▶ Explore the material
**A.** Decide whether each statement below agrees with the passage on the GameStop stock raid, answering yes or no and quoting the passage's deciding words: (i) The Reddit users bought GameStop shares in line with the reigning financial opinion on the company. (ii) In 2011, tens of thousands of people pitched tents in public squares across America. (iii) Zero-commission trading apps were widely available.
**B.** Condense the paragraph of the passage on the GameStop stock raid that begins "Only the most leaden-hearted" into a short bulleted list that keeps its main facts.
**C.** In the passage on the GameStop stock raid, which recession gave rise to the tales of loss found on the Reddit page?

▶ Excerpted text
-- Opening Marker --

The Reddit users who raided the stock market last week not only understood this, but celebrated it. Calling themselves “retards,” “autists” and “apes,” they flooded onto trading apps to buy shares of the beleaguered video game retailer GameStop, in direct contradiction of the reigning financial opinion on the company and its valuation. Early adopters may have been persuaded by reason, on behalf of a Reddit user who argued against the pessimism of professional analysts. But the value began to rise, and the crowd grew larger. At some point the money became secondary, passion took over, and the crowd stormed Wall Street not on account of superior logic but because they wanted to be a part of something. Where the energy goes, the crowd follows.

Only the most leaden-hearted could fail to be moved by the participants’ earnestness and mirth. Scrolling through their Reddit page at the peak of the frenzy, between images of graphs and all-caps screeds declaring their undying commitment to the cause of GameStop stock, one found countless heartbreaking tales of loss originating in the recession of 2008. Houses repossessed by banks, laid-off fathers and brothers, an entire life’s savings disappearing overnight—all while the architects of the crisis got bailed out by the supposed representatives of the people. To those on the Reddit boards, the 2008 disaster blasted a hole through the ruling class’s deliberately obfuscatory account of the “free market,” allowing—if only for a moment—a crystal-clear vision of how our political economy truly functions. Socialism for the rich, free markets for the poor.

Among the raiders, many have detected the same Spartan come-and-get-us solidarity that motivated the Occupy Wall Street uprising, a sense of waging a noble but likely hopeless battle against a well-armed, nigh-omnipotent enemy. In 2011, tens of thousands of people pitched tents in public squares across America to rage against “the one percent” who gamed the system to their own benefit and the detriment of everyone else. It turned out, however, that Wall Street financiers, corporate lobbyists and suit-wearing agents of the administrative state don’t really care what happens in public parks. But now, the wide availability of zero-commission trading apps meant that Wall Street, so untouchable for so long, had finally come into reach of those who had the audacity of remembering the crimes they’d committed. They can ignore the parks, but they can’t ignore what happens to their money.

-- Closing Marker --

▶ Extracted material
-- Opening Marker --

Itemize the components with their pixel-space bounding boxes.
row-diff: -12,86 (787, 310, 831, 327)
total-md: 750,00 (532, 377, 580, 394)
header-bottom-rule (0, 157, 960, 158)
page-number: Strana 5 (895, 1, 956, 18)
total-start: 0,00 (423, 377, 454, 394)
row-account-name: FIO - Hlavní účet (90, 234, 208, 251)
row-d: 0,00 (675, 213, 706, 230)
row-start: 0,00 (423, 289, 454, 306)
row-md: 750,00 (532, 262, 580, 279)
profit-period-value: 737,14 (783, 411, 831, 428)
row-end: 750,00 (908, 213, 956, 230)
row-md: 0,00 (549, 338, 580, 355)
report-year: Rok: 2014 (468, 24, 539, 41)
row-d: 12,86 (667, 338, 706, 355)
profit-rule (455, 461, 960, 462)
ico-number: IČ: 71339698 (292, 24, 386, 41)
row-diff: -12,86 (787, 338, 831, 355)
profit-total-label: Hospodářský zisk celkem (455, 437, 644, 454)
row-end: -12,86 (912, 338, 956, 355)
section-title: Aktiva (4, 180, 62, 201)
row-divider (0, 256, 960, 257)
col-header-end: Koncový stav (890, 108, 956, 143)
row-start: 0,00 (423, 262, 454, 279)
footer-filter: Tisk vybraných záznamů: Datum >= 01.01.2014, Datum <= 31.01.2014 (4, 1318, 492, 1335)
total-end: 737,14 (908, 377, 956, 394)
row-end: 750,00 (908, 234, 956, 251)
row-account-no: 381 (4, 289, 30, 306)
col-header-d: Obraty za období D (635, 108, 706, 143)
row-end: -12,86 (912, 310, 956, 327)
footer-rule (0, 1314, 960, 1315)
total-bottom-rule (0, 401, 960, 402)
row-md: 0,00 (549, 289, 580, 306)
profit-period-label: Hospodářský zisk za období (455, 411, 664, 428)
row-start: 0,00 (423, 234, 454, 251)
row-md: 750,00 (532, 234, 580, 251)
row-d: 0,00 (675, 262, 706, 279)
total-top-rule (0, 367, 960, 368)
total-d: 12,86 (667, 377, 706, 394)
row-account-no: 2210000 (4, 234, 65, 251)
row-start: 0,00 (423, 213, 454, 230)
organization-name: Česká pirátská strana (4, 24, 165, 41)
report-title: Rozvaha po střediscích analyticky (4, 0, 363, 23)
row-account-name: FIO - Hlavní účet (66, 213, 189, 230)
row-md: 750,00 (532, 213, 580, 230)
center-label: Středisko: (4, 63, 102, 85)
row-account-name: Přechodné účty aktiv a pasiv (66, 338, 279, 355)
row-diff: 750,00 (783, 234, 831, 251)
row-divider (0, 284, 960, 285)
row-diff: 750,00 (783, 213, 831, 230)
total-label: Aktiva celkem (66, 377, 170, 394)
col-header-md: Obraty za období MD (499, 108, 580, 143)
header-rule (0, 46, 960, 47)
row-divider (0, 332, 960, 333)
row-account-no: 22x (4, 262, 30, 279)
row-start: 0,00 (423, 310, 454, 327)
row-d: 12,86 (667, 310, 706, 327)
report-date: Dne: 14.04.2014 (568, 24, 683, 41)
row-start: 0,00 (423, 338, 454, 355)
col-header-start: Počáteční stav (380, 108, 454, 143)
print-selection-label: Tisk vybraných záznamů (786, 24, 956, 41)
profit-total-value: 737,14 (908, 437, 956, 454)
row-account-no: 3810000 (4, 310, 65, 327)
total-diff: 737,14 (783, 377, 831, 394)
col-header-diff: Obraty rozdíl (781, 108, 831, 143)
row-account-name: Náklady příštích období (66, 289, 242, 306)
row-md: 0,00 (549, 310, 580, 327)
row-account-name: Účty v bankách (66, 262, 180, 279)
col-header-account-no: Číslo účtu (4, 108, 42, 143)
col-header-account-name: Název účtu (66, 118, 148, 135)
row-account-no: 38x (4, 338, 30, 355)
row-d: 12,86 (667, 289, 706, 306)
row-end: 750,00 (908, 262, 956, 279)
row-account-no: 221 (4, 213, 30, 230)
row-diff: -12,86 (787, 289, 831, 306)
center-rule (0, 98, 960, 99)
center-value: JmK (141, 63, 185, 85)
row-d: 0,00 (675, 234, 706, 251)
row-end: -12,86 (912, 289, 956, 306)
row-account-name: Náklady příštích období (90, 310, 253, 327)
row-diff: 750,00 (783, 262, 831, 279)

-- Closing Marker --

▶ Answers per task
**A.**
(i) No: "in direct contradiction of the reigning financial opinion on the company and its valuation."
(ii) Yes: "In 2011, tens of thousands of people pitched tents in public squares across America."
(iii) Yes: "the wide availability of zero-commission trading apps."

**B.**
- The participants' earnestness and mirth were moving.
- At the peak of the frenzy, their Reddit page mixed graphs and all-caps declarations of commitment to GameStop stock with many tales of loss from the 2008 recession.
- The losses included repossessed houses, laid-off family members and life savings that vanished overnight.
- Meanwhile, the architects of the crisis were bailed out.
- For the Reddit users, 2008 exposed the ruling class's account of the "free market," showing how the political economy really works: socialism for the rich, free markets for the poor.

**C.** The recession of 2008.